• [Data entries]:
────────────────────────────────────────

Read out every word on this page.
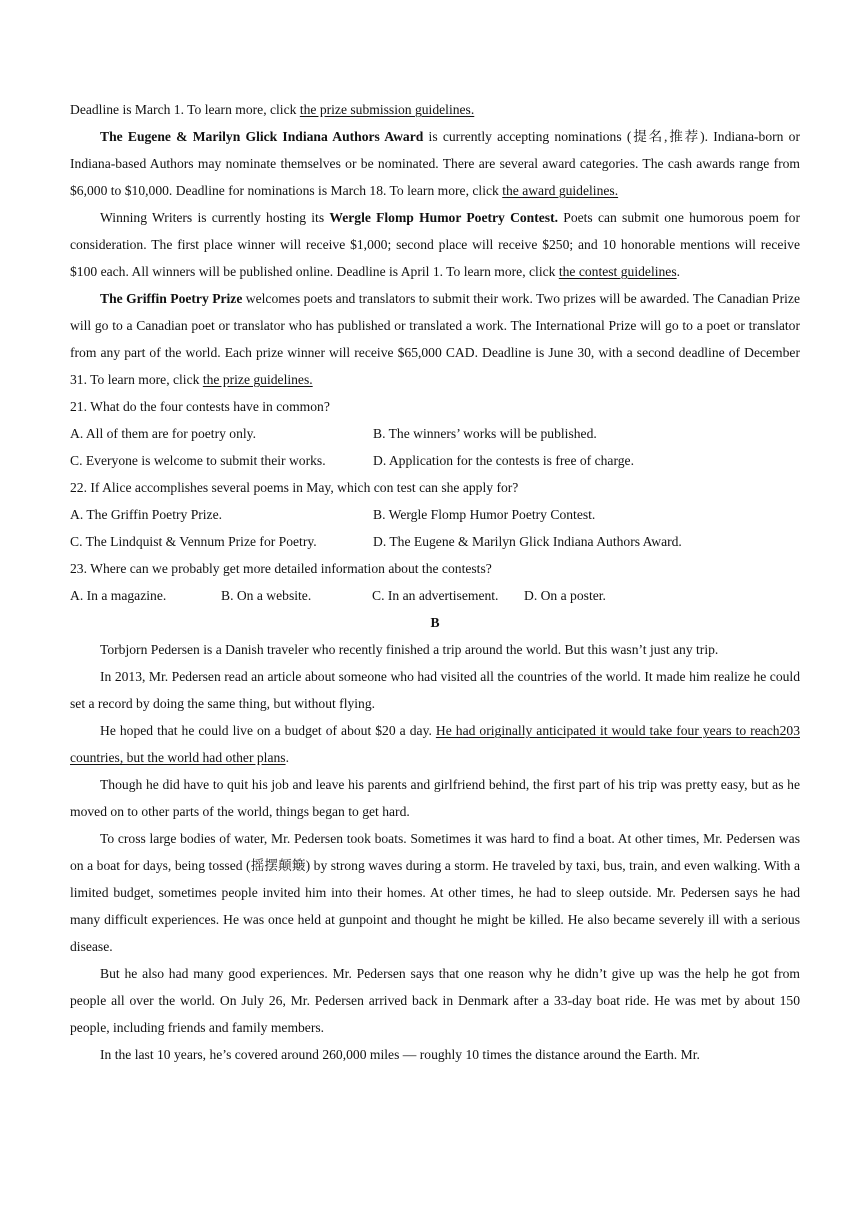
Deadline is March 1. To learn more, click the prize submission guidelines.

The Eugene & Marilyn Glick Indiana Authors Award is currently accepting nominations (提名,推荐). Indiana-born or Indiana-based Authors may nominate themselves or be nominated. There are several award categories. The cash awards range from $6,000 to $10,000. Deadline for nominations is March 18. To learn more, click the award guidelines.

Winning Writers is currently hosting its Wergle Flomp Humor Poetry Contest. Poets can submit one humorous poem for consideration. The first place winner will receive $1,000; second place will receive $250; and 10 honorable mentions will receive $100 each. All winners will be published online. Deadline is April 1. To learn more, click the contest guidelines.

The Griffin Poetry Prize welcomes poets and translators to submit their work. Two prizes will be awarded. The Canadian Prize will go to a Canadian poet or translator who has published or translated a work. The International Prize will go to a poet or translator from any part of the world. Each prize winner will receive $65,000 CAD. Deadline is June 30, with a second deadline of December 31. To learn more, click the prize guidelines.

21. What do the four contests have in common?
A. All of them are for poetry only.	B. The winners’ works will be published.
C. Everyone is welcome to submit their works.	D. Application for the contests is free of charge.
22. If Alice accomplishes several poems in May, which con test can she apply for?
A. The Griffin Poetry Prize.	B. Wergle Flomp Humor Poetry Contest.
C. The Lindquist & Vennum Prize for Poetry.	D. The Eugene & Marilyn Glick Indiana Authors Award.
23. Where can we probably get more detailed information about the contests?
A. In a magazine.	B. On a website.	C. In an advertisement.	D. On a poster.
B

Torbjorn Pedersen is a Danish traveler who recently finished a trip around the world. But this wasn’t just any trip.

In 2013, Mr. Pedersen read an article about someone who had visited all the countries of the world. It made him realize he could set a record by doing the same thing, but without flying.

He hoped that he could live on a budget of about $20 a day. He had originally anticipated it would take four years to reach203 countries, but the world had other plans.

Though he did have to quit his job and leave his parents and girlfriend behind, the first part of his trip was pretty easy, but as he moved on to other parts of the world, things began to get hard.

To cross large bodies of water, Mr. Pedersen took boats. Sometimes it was hard to find a boat. At other times, Mr. Pedersen was on a boat for days, being tossed (摇摆颠簸) by strong waves during a storm. He traveled by taxi, bus, train, and even walking. With a limited budget, sometimes people invited him into their homes. At other times, he had to sleep outside. Mr. Pedersen says he had many difficult experiences. He was once held at gunpoint and thought he might be killed. He also became severely ill with a serious disease.

But he also had many good experiences. Mr. Pedersen says that one reason why he didn’t give up was the help he got from people all over the world. On July 26, Mr. Pedersen arrived back in Denmark after a 33-day boat ride. He was met by about 150 people, including friends and family members.

In the last 10 years, he’s covered around 260,000 miles — roughly 10 times the distance around the Earth. Mr.
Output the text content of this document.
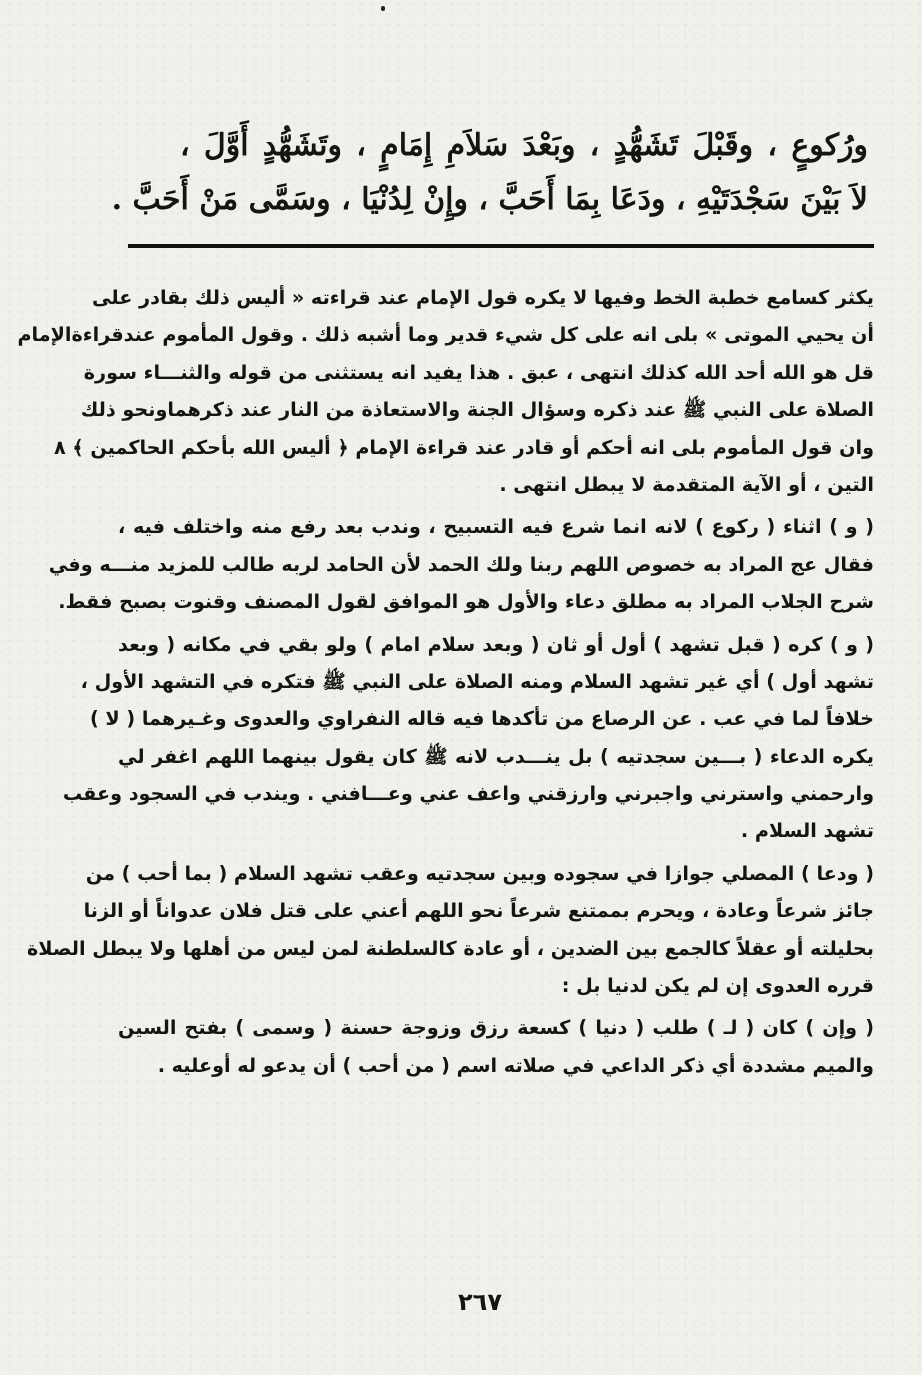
ورُكوعٍ ، وقَبْلَ تَشَهُّدٍ ، وبَعْدَ سَلاَمِ إِمَامٍ ، وتَشَهُّدٍ أَوَّلَ ،
لاَ بَيْنَ سَجْدَتَيْهِ ، ودَعَا بِمَا أَحَبَّ ، وإِنْ لِدُنْيَا ، وسَمَّى مَنْ أَحَبَّ .
يكثر كسامع خطبة الخط وفيها لا يكره قول الإمام عند قراءته « أليس ذلك بقادر على
أن يحيي الموتى » بلى انه على كل شيء قدير وما أشبه ذلك . وقول المأموم عندقراءةالإمام
قل هو الله أحد الله كذلك انتهى ، عبق . هذا يفيد انه يستثنى من قوله والثنـــاء سورة
الصلاة على النبي ﷺ عند ذكره وسؤال الجنة والاستعاذة من النار عند ذكرهماونحو ذلك
وان قول المأموم بلى انه أحكم أو قادر عند قراءة الإمام ﴿ أليس الله بأحكم الحاكمين ﴾ ٨
التين ، أو الآية المتقدمة لا يبطل انتهى .
( و ) اثناء ( ركوع ) لانه انما شرع فيه التسبيح ، وندب بعد رفع منه واختلف فيه ،
فقال عج المراد به خصوص اللهم ربنا ولك الحمد لأن الحامد لربه طالب للمزيد منـــه وفي
شرح الجلاب المراد به مطلق دعاء والأول هو الموافق لقول المصنف وقنوت بصبح فقط.
( و ) كره ( قبل تشهد ) أول أو ثان ( وبعد سلام امام ) ولو بقي في مكانه ( وبعد
تشهد أول ) أي غير تشهد السلام ومنه الصلاة على النبي ﷺ فتكره في التشهد الأول ،
خلافاً لما في عب . عن الرصاع من تأكدها فيه قاله النفراوي والعدوى وغـيرهما ( لا )
يكره الدعاء ( بـــين سجدتيه ) بل ينـــدب لانه ﷺ كان يقول بينهما اللهم اغفر لي
وارحمني واسترني واجبرني وارزقني واعف عني وعـــافني . ويندب في السجود وعقب
تشهد السلام .
( ودعا ) المصلي جوازا في سجوده وبين سجدتيه وعقب تشهد السلام ( بما أحب ) من
جائز شرعاً وعادة ، ويحرم بممتنع شرعاً نحو اللهم أعني على قتل فلان عدواناً أو الزنا
بحليلته أو عقلاً كالجمع بين الضدين ، أو عادة كالسلطنة لمن ليس من أهلها ولا يبطل الصلاة
قرره العدوى إن لم يكن لدنيا بل :
( وإن ) كان ( لـ ) طلب ( دنيا ) كسعة رزق وزوجة حسنة ( وسمى ) بفتح السين
والميم مشددة أي ذكر الداعي في صلاته اسم ( من أحب ) أن يدعو له أوعليه .
٢٦٧
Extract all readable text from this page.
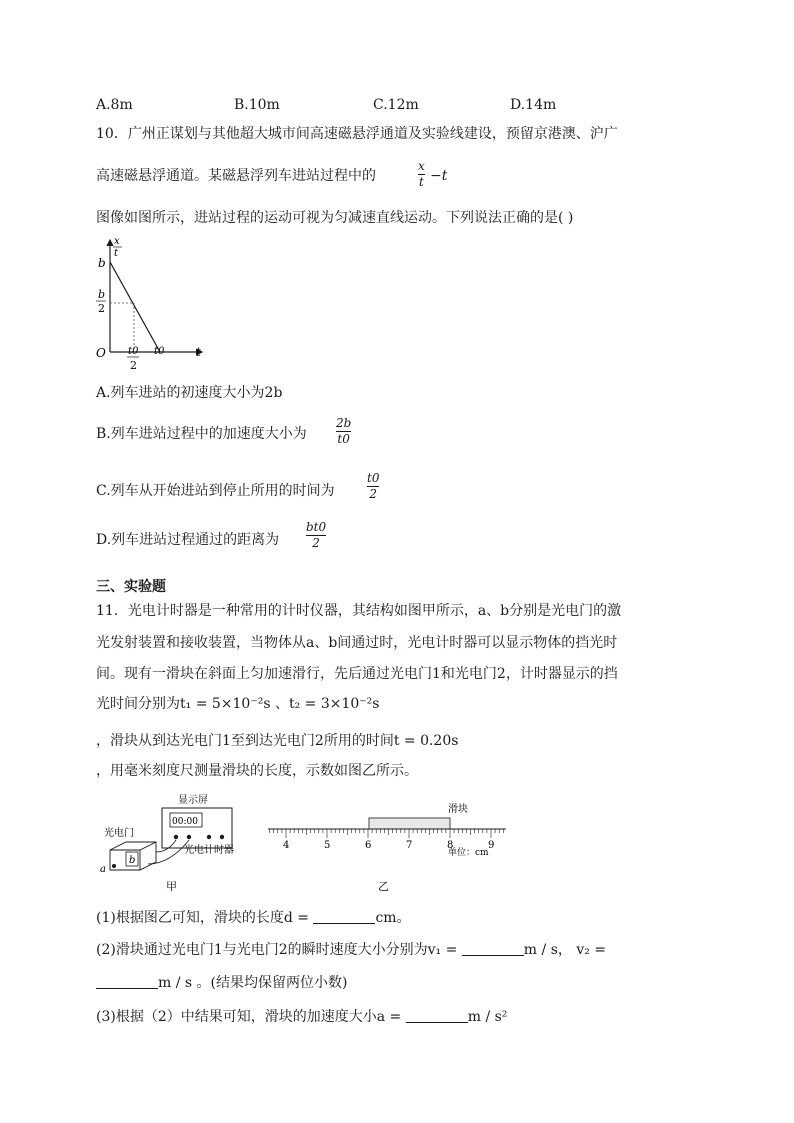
A.8m	B.10m	C.12m	D.14m
10．广州正谋划与其他超大城市间高速磁悬浮通道及实验线建设，预留京港澳、沪广
高速磁悬浮通道。某磁悬浮列车进站过程中的
x
t −t
图像如图所示，进站过程的运动可视为匀减速直线运动。下列说法正确的是( )
x
t
b
b
2
O t0
2
t0	t
A.列车进站的初速度大小为2b
B.列车进站过程中的加速度大小为
2b
t0
C.列车从开始进站到停止所用的时间为
t0
2
D.列车进站过程通过的距离为
bt0
2
三、实验题
11．光电计时器是一种常用的计时仪器，其结构如图甲所示，a、b分别是光电门的激
光发射装置和接收装置，当物体从a、b间通过时，光电计时器可以显示物体的挡光时
间。现有一滑块在斜面上匀加速滑行，先后通过光电门1和光电门2，计时器显示的挡
光时间分别为t₁ = 5×10⁻²s 、t₂ = 3×10⁻²s
，滑块从到达光电门1至到达光电门2所用的时间t = 0.20s
，用毫米刻度尺测量滑块的长度，示数如图乙所示。
显示屏
00:00
光电门
b
a
光电计时器
甲
滑块
4	5	6	7	8	9
单位：cm
乙
(1)根据图乙可知，滑块的长度d =	cm。
(2)滑块通过光电门1与光电门2的瞬时速度大小分别为v₁ =	m / s， v₂ =
m / s 。(结果均保留两位小数)
(3)根据（2）中结果可知，滑块的加速度大小a =	m / s²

────────────────────────────────────────

• [The request]: Reproduce each entry precisely. Leave the pictures out.

• [Correct result]:
Read out every word on this page.
Deadline is March 1. To learn more, click the prize submission guidelines.

The Eugene & Marilyn Glick Indiana Authors Award is currently accepting nominations (提名,推荐). Indiana-born or Indiana-based Authors may nominate themselves or be nominated. There are several award categories. The cash awards range from $6,000 to $10,000. Deadline for nominations is March 18. To learn more, click the award guidelines.

Winning Writers is currently hosting its Wergle Flomp Humor Poetry Contest. Poets can submit one humorous poem for consideration. The first place winner will receive $1,000; second place will receive $250; and 10 honorable mentions will receive $100 each. All winners will be published online. Deadline is April 1. To learn more, click the contest guidelines.

The Griffin Poetry Prize welcomes poets and translators to submit their work. Two prizes will be awarded. The Canadian Prize will go to a Canadian poet or translator who has published or translated a work. The International Prize will go to a poet or translator from any part of the world. Each prize winner will receive $65,000 CAD. Deadline is June 30, with a second deadline of December 31. To learn more, click the prize guidelines.

21. What do the four contests have in common?
A. All of them are for poetry only.	B. The winners’ works will be published.
C. Everyone is welcome to submit their works.	D. Application for the contests is free of charge.
22. If Alice accomplishes several poems in May, which con test can she apply for?
A. The Griffin Poetry Prize.	B. Wergle Flomp Humor Poetry Contest.
C. The Lindquist & Vennum Prize for Poetry.	D. The Eugene & Marilyn Glick Indiana Authors Award.
23. Where can we probably get more detailed information about the contests?
A. In a magazine.	B. On a website.	C. In an advertisement.	D. On a poster.
B

Torbjorn Pedersen is a Danish traveler who recently finished a trip around the world. But this wasn’t just any trip.

In 2013, Mr. Pedersen read an article about someone who had visited all the countries of the world. It made him realize he could set a record by doing the same thing, but without flying.

He hoped that he could live on a budget of about $20 a day. He had originally anticipated it would take four years to reach203 countries, but the world had other plans.

Though he did have to quit his job and leave his parents and girlfriend behind, the first part of his trip was pretty easy, but as he moved on to other parts of the world, things began to get hard.

To cross large bodies of water, Mr. Pedersen took boats. Sometimes it was hard to find a boat. At other times, Mr. Pedersen was on a boat for days, being tossed (摇摆颠簸) by strong waves during a storm. He traveled by taxi, bus, train, and even walking. With a limited budget, sometimes people invited him into their homes. At other times, he had to sleep outside. Mr. Pedersen says he had many difficult experiences. He was once held at gunpoint and thought he might be killed. He also became severely ill with a serious disease.

But he also had many good experiences. Mr. Pedersen says that one reason why he didn’t give up was the help he got from people all over the world. On July 26, Mr. Pedersen arrived back in Denmark after a 33-day boat ride. He was met by about 150 people, including friends and family members.

In the last 10 years, he’s covered around 260,000 miles — roughly 10 times the distance around the Earth. Mr.
Output the text content of this document.
ورُكوعٍ ، وقَبْلَ تَشَهُّدٍ ، وبَعْدَ سَلاَمِ إِمَامٍ ، وتَشَهُّدٍ أَوَّلَ ،
لاَ بَيْنَ سَجْدَتَيْهِ ، ودَعَا بِمَا أَحَبَّ ، وإِنْ لِدُنْيَا ، وسَمَّى مَنْ أَحَبَّ .
يكثر كسامع خطبة الخط وفيها لا يكره قول الإمام عند قراءته « أليس ذلك بقادر على
أن يحيي الموتى » بلى انه على كل شيء قدير وما أشبه ذلك . وقول المأموم عندقراءةالإمام
قل هو الله أحد الله كذلك انتهى ، عبق . هذا يفيد انه يستثنى من قوله والثنـــاء سورة
الصلاة على النبي ﷺ عند ذكره وسؤال الجنة والاستعاذة من النار عند ذكرهماونحو ذلك
وان قول المأموم بلى انه أحكم أو قادر عند قراءة الإمام ﴿ أليس الله بأحكم الحاكمين ﴾ ٨
التين ، أو الآية المتقدمة لا يبطل انتهى .
( و ) اثناء ( ركوع ) لانه انما شرع فيه التسبيح ، وندب بعد رفع منه واختلف فيه ،
فقال عج المراد به خصوص اللهم ربنا ولك الحمد لأن الحامد لربه طالب للمزيد منـــه وفي
شرح الجلاب المراد به مطلق دعاء والأول هو الموافق لقول المصنف وقنوت بصبح فقط.
( و ) كره ( قبل تشهد ) أول أو ثان ( وبعد سلام امام ) ولو بقي في مكانه ( وبعد
تشهد أول ) أي غير تشهد السلام ومنه الصلاة على النبي ﷺ فتكره في التشهد الأول ،
خلافاً لما في عب . عن الرصاع من تأكدها فيه قاله النفراوي والعدوى وغـيرهما ( لا )
يكره الدعاء ( بـــين سجدتيه ) بل ينـــدب لانه ﷺ كان يقول بينهما اللهم اغفر لي
وارحمني واسترني واجبرني وارزقني واعف عني وعـــافني . ويندب في السجود وعقب
تشهد السلام .
( ودعا ) المصلي جوازا في سجوده وبين سجدتيه وعقب تشهد السلام ( بما أحب ) من
جائز شرعاً وعادة ، ويحرم بممتنع شرعاً نحو اللهم أعني على قتل فلان عدواناً أو الزنا
بحليلته أو عقلاً كالجمع بين الضدين ، أو عادة كالسلطنة لمن ليس من أهلها ولا يبطل الصلاة
قرره العدوى إن لم يكن لدنيا بل :
( وإن ) كان ( لـ ) طلب ( دنيا ) كسعة رزق وزوجة حسنة ( وسمى ) بفتح السين
والميم مشددة أي ذكر الداعي في صلاته اسم ( من أحب ) أن يدعو له أوعليه .
٢٦٧
Extract all readable text from this page.
A.8m	B.10m	C.12m	D.14m
10．广州正谋划与其他超大城市间高速磁悬浮通道及实验线建设，预留京港澳、沪广
高速磁悬浮通道。某磁悬浮列车进站过程中的
x
t −t
图像如图所示，进站过程的运动可视为匀减速直线运动。下列说法正确的是( )
x
t
b
b
2
O t0
2
t0	t
A.列车进站的初速度大小为2b
B.列车进站过程中的加速度大小为
2b
t0
C.列车从开始进站到停止所用的时间为
t0
2
D.列车进站过程通过的距离为
bt0
2
三、实验题
11．光电计时器是一种常用的计时仪器，其结构如图甲所示，a、b分别是光电门的激
光发射装置和接收装置，当物体从a、b间通过时，光电计时器可以显示物体的挡光时
间。现有一滑块在斜面上匀加速滑行，先后通过光电门1和光电门2，计时器显示的挡
光时间分别为t₁ = 5×10⁻²s 、t₂ = 3×10⁻²s
，滑块从到达光电门1至到达光电门2所用的时间t = 0.20s
，用毫米刻度尺测量滑块的长度，示数如图乙所示。
显示屏
00:00
光电门
b
a
光电计时器
甲
滑块
4	5	6	7	8	9
单位：cm
乙
(1)根据图乙可知，滑块的长度d =	cm。
(2)滑块通过光电门1与光电门2的瞬时速度大小分别为v₁ =	m / s， v₂ =
m / s 。(结果均保留两位小数)
(3)根据（2）中结果可知，滑块的加速度大小a =	m / s²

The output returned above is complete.